## Goal
Select the lines below containing the word "Light".

## Entries shown

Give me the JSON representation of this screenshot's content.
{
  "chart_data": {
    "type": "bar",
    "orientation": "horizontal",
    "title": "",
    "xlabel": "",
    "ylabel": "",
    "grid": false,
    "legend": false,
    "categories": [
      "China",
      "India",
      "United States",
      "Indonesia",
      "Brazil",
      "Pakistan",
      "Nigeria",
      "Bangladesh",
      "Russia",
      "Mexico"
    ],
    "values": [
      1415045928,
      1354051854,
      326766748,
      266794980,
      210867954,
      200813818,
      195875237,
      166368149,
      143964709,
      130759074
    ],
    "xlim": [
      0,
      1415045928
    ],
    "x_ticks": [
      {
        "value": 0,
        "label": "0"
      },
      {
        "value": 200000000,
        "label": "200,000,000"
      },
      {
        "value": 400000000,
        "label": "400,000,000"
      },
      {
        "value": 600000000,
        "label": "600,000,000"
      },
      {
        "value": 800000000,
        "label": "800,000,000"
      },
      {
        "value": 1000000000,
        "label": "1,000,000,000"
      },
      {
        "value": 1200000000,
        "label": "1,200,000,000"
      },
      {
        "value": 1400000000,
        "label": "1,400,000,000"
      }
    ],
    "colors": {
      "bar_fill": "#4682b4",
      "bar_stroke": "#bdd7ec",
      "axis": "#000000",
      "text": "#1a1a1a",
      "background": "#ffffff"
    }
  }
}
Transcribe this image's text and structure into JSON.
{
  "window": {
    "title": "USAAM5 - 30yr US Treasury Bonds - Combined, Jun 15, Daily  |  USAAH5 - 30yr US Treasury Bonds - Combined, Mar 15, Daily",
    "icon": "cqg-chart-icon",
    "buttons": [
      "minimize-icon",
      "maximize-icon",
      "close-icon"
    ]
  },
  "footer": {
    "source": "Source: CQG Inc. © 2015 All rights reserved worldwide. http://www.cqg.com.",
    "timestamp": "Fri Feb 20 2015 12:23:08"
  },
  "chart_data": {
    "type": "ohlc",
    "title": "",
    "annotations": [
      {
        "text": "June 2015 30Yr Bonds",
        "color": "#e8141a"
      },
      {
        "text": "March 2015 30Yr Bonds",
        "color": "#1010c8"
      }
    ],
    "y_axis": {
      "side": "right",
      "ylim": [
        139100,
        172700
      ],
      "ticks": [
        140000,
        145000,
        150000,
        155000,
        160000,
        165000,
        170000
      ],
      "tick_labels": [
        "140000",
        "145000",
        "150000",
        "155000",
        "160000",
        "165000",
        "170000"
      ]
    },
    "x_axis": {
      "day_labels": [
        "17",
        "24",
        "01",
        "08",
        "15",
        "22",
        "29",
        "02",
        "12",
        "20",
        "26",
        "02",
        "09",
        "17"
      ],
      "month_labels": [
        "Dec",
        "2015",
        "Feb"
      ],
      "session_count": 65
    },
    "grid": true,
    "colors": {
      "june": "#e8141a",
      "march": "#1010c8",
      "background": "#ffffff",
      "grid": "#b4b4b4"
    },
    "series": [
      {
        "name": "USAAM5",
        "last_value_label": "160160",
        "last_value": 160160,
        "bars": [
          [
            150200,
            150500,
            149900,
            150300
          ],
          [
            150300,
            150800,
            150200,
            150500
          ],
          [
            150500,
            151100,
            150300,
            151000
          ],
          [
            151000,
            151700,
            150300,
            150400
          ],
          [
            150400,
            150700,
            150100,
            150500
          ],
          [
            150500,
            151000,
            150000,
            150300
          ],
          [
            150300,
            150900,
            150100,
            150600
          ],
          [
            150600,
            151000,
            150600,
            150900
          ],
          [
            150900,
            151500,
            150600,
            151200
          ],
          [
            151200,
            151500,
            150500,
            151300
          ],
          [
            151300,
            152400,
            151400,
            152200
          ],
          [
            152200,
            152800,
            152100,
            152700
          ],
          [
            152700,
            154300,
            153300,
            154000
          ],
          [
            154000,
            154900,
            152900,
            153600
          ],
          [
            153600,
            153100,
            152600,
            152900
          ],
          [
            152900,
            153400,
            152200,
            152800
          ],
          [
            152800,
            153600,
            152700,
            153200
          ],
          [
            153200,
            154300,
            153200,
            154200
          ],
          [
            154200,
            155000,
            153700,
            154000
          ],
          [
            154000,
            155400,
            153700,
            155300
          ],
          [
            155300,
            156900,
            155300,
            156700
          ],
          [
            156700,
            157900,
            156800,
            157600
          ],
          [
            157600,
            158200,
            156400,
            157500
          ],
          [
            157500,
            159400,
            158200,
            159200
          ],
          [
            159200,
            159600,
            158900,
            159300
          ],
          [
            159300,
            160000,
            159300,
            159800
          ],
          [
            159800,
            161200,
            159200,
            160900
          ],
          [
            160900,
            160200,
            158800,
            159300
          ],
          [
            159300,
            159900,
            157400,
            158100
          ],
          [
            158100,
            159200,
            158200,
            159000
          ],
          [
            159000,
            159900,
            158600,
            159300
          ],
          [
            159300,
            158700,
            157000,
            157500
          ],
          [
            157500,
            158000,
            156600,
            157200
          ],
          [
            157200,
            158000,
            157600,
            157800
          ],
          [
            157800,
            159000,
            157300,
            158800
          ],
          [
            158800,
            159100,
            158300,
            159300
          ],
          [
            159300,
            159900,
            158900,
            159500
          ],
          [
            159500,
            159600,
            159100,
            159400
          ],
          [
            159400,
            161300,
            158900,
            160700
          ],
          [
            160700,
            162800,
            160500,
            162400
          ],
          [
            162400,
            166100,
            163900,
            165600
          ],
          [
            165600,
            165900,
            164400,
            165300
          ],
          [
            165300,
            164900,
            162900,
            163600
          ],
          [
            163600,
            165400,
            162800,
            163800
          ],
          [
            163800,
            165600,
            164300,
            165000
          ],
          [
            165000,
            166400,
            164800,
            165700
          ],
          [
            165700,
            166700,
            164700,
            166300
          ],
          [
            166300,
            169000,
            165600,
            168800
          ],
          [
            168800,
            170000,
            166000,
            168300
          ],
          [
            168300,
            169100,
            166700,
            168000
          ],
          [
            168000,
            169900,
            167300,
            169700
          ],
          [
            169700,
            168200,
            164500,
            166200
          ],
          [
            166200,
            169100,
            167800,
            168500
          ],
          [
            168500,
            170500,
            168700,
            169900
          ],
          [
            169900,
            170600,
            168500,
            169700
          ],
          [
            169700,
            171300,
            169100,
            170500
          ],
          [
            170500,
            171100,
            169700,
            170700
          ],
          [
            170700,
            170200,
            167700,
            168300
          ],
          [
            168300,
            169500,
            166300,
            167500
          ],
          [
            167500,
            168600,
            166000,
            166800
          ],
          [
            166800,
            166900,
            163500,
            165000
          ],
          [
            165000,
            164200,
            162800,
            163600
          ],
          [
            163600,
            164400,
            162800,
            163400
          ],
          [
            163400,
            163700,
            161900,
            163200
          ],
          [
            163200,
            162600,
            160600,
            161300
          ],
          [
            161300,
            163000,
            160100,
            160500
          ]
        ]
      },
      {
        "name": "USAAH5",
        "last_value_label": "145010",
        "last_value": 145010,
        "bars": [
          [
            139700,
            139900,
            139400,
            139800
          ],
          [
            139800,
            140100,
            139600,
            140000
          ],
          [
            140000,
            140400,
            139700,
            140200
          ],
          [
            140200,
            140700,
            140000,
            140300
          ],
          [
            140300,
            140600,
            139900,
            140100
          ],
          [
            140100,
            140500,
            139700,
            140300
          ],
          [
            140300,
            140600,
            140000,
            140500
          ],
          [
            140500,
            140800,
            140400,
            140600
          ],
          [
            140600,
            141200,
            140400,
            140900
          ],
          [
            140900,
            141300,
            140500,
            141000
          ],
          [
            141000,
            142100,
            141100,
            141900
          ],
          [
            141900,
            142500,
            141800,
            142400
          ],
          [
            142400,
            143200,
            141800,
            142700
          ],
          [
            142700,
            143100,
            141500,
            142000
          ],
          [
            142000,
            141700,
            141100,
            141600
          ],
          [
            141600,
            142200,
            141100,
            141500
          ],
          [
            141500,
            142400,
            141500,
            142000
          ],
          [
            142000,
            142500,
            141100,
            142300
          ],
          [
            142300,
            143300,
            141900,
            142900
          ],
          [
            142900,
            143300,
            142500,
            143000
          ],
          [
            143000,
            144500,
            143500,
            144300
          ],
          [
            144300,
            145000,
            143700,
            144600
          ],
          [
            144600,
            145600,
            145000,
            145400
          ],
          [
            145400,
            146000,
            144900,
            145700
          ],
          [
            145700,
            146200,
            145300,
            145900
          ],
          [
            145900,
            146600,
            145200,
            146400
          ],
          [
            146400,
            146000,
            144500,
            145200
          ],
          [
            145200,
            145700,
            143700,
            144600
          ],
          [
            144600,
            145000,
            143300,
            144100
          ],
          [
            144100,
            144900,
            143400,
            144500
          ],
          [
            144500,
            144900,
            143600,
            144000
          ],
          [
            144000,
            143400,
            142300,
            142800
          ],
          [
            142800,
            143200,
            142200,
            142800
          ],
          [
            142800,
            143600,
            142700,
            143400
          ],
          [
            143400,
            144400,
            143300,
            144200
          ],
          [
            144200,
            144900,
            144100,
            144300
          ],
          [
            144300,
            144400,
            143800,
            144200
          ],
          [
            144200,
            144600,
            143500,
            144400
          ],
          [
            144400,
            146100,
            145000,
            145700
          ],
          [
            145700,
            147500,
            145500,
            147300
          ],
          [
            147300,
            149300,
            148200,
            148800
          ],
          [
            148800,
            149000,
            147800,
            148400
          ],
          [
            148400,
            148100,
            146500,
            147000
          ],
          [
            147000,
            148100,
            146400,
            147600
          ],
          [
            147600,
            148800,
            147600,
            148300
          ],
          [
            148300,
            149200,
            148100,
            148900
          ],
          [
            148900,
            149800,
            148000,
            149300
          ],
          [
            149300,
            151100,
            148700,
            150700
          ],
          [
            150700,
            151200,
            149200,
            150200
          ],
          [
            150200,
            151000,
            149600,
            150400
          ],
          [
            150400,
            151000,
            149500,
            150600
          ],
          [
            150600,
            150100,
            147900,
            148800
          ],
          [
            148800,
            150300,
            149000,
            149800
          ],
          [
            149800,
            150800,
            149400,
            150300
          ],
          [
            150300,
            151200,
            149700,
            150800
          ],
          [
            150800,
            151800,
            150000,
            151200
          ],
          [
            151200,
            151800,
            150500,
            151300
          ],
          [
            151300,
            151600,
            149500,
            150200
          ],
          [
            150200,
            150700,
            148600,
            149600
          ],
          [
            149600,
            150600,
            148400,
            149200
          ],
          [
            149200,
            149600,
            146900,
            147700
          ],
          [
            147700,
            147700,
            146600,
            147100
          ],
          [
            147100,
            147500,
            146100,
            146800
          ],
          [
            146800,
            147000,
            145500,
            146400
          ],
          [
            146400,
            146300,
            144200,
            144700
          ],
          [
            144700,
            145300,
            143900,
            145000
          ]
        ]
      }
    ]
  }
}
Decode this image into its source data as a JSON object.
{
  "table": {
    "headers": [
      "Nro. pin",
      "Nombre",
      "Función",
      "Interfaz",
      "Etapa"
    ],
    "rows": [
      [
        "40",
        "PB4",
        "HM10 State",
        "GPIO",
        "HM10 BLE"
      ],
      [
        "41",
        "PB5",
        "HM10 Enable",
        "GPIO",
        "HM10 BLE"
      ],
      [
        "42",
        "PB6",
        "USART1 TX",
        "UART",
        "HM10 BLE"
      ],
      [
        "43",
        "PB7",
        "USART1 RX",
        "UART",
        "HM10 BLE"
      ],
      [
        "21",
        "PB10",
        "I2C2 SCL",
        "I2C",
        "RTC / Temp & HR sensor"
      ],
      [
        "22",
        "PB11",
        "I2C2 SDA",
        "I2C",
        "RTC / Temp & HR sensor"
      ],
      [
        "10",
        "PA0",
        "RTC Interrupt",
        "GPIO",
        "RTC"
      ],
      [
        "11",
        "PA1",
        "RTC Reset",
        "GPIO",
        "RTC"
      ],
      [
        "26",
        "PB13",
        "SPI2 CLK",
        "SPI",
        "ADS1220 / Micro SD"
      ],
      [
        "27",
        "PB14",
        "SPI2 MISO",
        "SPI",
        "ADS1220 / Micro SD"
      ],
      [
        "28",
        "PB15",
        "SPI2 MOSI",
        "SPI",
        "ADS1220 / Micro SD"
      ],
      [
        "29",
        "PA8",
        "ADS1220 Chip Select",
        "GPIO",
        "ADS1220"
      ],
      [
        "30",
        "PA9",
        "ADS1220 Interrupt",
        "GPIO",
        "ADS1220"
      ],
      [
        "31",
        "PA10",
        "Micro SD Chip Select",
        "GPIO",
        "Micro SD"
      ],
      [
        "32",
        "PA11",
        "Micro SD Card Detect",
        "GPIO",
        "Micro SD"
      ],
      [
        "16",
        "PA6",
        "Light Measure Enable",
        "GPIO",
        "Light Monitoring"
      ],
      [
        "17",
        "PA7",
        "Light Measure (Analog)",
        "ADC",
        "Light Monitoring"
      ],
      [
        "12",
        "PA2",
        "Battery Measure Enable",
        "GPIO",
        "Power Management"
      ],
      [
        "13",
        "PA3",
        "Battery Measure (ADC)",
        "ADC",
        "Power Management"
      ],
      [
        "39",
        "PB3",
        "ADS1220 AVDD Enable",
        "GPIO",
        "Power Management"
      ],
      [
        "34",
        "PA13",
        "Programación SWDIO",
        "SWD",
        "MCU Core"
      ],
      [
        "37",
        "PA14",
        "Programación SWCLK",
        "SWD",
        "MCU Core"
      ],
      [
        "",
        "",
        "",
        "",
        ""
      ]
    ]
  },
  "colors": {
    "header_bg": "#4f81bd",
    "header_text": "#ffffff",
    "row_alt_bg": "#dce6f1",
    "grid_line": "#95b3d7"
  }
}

## Response to this exercise
        "Light Measure Enable",
        "Light Monitoring"
        "Light Measure (Analog)",
        "Light Monitoring"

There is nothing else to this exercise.